_What the task asks_
Will you give every entry again exactly as it stands?

[Begin]

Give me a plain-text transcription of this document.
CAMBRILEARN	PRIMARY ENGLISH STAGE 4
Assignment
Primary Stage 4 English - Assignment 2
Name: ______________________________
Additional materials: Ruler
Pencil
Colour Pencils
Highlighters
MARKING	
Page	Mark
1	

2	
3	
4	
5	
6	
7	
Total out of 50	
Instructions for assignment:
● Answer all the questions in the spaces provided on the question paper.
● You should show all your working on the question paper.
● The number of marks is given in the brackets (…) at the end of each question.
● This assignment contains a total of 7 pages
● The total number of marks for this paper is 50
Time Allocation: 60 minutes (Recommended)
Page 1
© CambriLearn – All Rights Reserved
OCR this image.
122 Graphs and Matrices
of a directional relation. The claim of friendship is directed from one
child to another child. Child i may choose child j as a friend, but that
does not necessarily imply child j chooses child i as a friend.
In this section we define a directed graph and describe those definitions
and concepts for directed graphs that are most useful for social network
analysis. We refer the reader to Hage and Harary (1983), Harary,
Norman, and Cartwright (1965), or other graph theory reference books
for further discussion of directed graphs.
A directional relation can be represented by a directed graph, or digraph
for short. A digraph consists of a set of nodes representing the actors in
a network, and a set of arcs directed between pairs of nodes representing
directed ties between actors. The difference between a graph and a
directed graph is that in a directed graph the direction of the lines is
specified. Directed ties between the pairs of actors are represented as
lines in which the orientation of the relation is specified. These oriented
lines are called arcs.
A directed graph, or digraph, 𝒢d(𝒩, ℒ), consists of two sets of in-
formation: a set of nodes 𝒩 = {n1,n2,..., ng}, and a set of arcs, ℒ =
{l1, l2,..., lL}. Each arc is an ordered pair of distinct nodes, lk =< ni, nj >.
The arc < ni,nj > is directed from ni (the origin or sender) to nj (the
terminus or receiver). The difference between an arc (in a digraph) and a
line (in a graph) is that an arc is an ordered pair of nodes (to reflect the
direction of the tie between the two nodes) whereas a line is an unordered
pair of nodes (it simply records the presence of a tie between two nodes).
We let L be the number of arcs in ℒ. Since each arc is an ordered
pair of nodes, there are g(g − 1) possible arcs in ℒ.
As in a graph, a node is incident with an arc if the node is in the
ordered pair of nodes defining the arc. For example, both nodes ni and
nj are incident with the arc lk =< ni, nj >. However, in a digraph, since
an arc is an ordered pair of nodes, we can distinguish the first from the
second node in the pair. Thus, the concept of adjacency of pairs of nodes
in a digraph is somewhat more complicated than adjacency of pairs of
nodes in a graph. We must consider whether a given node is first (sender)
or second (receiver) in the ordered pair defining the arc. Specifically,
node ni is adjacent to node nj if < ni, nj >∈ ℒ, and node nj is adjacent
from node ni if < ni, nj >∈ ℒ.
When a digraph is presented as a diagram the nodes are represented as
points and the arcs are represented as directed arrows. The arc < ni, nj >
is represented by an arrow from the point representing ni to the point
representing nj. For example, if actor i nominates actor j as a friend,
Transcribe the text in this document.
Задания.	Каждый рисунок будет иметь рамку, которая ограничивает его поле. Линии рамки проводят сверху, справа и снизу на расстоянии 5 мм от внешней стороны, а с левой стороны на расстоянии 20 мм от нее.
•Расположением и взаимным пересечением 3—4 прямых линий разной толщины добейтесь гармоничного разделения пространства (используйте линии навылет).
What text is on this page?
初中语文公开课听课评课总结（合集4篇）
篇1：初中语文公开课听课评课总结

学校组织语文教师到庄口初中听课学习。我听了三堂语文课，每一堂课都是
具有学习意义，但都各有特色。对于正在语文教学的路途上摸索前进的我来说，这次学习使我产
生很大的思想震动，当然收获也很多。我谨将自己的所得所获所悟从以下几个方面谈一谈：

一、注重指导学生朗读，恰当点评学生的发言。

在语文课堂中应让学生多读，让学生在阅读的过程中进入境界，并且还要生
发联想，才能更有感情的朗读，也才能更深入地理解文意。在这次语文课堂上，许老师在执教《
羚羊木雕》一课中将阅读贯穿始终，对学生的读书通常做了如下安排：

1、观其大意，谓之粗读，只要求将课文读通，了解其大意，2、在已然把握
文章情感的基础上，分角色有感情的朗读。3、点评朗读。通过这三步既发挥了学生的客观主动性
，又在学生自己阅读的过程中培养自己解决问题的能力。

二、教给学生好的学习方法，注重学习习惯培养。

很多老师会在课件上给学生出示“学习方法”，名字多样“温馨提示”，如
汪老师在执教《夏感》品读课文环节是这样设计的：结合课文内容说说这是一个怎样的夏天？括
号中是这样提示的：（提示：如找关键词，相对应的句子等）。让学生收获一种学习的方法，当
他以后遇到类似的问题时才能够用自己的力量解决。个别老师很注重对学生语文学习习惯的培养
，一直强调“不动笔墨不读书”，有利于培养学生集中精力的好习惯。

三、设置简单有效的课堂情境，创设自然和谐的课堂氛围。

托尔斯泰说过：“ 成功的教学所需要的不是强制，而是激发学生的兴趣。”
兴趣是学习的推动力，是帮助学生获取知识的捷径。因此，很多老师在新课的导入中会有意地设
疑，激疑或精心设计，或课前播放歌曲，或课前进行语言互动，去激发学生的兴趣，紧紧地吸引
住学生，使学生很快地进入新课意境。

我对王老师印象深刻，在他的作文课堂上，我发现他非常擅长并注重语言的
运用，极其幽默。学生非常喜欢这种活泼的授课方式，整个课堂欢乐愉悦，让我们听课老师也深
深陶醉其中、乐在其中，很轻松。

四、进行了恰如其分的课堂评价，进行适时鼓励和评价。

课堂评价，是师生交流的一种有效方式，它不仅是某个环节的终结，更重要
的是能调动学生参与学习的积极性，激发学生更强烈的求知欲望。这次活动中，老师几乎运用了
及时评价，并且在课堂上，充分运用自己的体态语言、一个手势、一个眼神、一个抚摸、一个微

[End]

_In response_
Give me a plain-text transcription of this document.
CAMBRILEARN	PRIMARY ENGLISH STAGE 4
Assignment
Primary Stage 4 English - Assignment 2
Name: ______________________________
Additional materials: Ruler
Pencil
Colour Pencils
Highlighters
MARKING	
Page	Mark
1	

2	
3	
4	
5	
6	
7	
Total out of 50	
Instructions for assignment:
● Answer all the questions in the spaces provided on the question paper.
● You should show all your working on the question paper.
● The number of marks is given in the brackets (…) at the end of each question.
● This assignment contains a total of 7 pages
● The total number of marks for this paper is 50
Time Allocation: 60 minutes (Recommended)
Page 1
© CambriLearn – All Rights Reserved
OCR this image.
122 Graphs and Matrices
of a directional relation. The claim of friendship is directed from one
child to another child. Child i may choose child j as a friend, but that
does not necessarily imply child j chooses child i as a friend.
In this section we define a directed graph and describe those definitions
and concepts for directed graphs that are most useful for social network
analysis. We refer the reader to Hage and Harary (1983), Harary,
Norman, and Cartwright (1965), or other graph theory reference books
for further discussion of directed graphs.
A directional relation can be represented by a directed graph, or digraph
for short. A digraph consists of a set of nodes representing the actors in
a network, and a set of arcs directed between pairs of nodes representing
directed ties between actors. The difference between a graph and a
directed graph is that in a directed graph the direction of the lines is
specified. Directed ties between the pairs of actors are represented as
lines in which the orientation of the relation is specified. These oriented
lines are called arcs.
A directed graph, or digraph, 𝒢d(𝒩, ℒ), consists of two sets of in-
formation: a set of nodes 𝒩 = {n1,n2,..., ng}, and a set of arcs, ℒ =
{l1, l2,..., lL}. Each arc is an ordered pair of distinct nodes, lk =< ni, nj >.
The arc < ni,nj > is directed from ni (the origin or sender) to nj (the
terminus or receiver). The difference between an arc (in a digraph) and a
line (in a graph) is that an arc is an ordered pair of nodes (to reflect the
direction of the tie between the two nodes) whereas a line is an unordered
pair of nodes (it simply records the presence of a tie between two nodes).
We let L be the number of arcs in ℒ. Since each arc is an ordered
pair of nodes, there are g(g − 1) possible arcs in ℒ.
As in a graph, a node is incident with an arc if the node is in the
ordered pair of nodes defining the arc. For example, both nodes ni and
nj are incident with the arc lk =< ni, nj >. However, in a digraph, since
an arc is an ordered pair of nodes, we can distinguish the first from the
second node in the pair. Thus, the concept of adjacency of pairs of nodes
in a digraph is somewhat more complicated than adjacency of pairs of
nodes in a graph. We must consider whether a given node is first (sender)
or second (receiver) in the ordered pair defining the arc. Specifically,
node ni is adjacent to node nj if < ni, nj >∈ ℒ, and node nj is adjacent
from node ni if < ni, nj >∈ ℒ.
When a digraph is presented as a diagram the nodes are represented as
points and the arcs are represented as directed arrows. The arc < ni, nj >
is represented by an arrow from the point representing ni to the point
representing nj. For example, if actor i nominates actor j as a friend,
Transcribe the text in this document.
Задания.	Каждый рисунок будет иметь рамку, которая ограничивает его поле. Линии рамки проводят сверху, справа и снизу на расстоянии 5 мм от внешней стороны, а с левой стороны на расстоянии 20 мм от нее.
•Расположением и взаимным пересечением 3—4 прямых линий разной толщины добейтесь гармоничного разделения пространства (используйте линии навылет).
What text is on this page?
初中语文公开课听课评课总结（合集4篇）
篇1：初中语文公开课听课评课总结

学校组织语文教师到庄口初中听课学习。我听了三堂语文课，每一堂课都是
具有学习意义，但都各有特色。对于正在语文教学的路途上摸索前进的我来说，这次学习使我产
生很大的思想震动，当然收获也很多。我谨将自己的所得所获所悟从以下几个方面谈一谈：

一、注重指导学生朗读，恰当点评学生的发言。

在语文课堂中应让学生多读，让学生在阅读的过程中进入境界，并且还要生
发联想，才能更有感情的朗读，也才能更深入地理解文意。在这次语文课堂上，许老师在执教《
羚羊木雕》一课中将阅读贯穿始终，对学生的读书通常做了如下安排：

1、观其大意，谓之粗读，只要求将课文读通，了解其大意，2、在已然把握
文章情感的基础上，分角色有感情的朗读。3、点评朗读。通过这三步既发挥了学生的客观主动性
，又在学生自己阅读的过程中培养自己解决问题的能力。

二、教给学生好的学习方法，注重学习习惯培养。

很多老师会在课件上给学生出示“学习方法”，名字多样“温馨提示”，如
汪老师在执教《夏感》品读课文环节是这样设计的：结合课文内容说说这是一个怎样的夏天？括
号中是这样提示的：（提示：如找关键词，相对应的句子等）。让学生收获一种学习的方法，当
他以后遇到类似的问题时才能够用自己的力量解决。个别老师很注重对学生语文学习习惯的培养
，一直强调“不动笔墨不读书”，有利于培养学生集中精力的好习惯。

三、设置简单有效的课堂情境，创设自然和谐的课堂氛围。

托尔斯泰说过：“ 成功的教学所需要的不是强制，而是激发学生的兴趣。”
兴趣是学习的推动力，是帮助学生获取知识的捷径。因此，很多老师在新课的导入中会有意地设
疑，激疑或精心设计，或课前播放歌曲，或课前进行语言互动，去激发学生的兴趣，紧紧地吸引
住学生，使学生很快地进入新课意境。

我对王老师印象深刻，在他的作文课堂上，我发现他非常擅长并注重语言的
运用，极其幽默。学生非常喜欢这种活泼的授课方式，整个课堂欢乐愉悦，让我们听课老师也深
深陶醉其中、乐在其中，很轻松。

四、进行了恰如其分的课堂评价，进行适时鼓励和评价。

课堂评价，是师生交流的一种有效方式，它不仅是某个环节的终结，更重要
的是能调动学生参与学习的积极性，激发学生更强烈的求知欲望。这次活动中，老师几乎运用了
及时评价，并且在课堂上，充分运用自己的体态语言、一个手势、一个眼神、一个抚摸、一个微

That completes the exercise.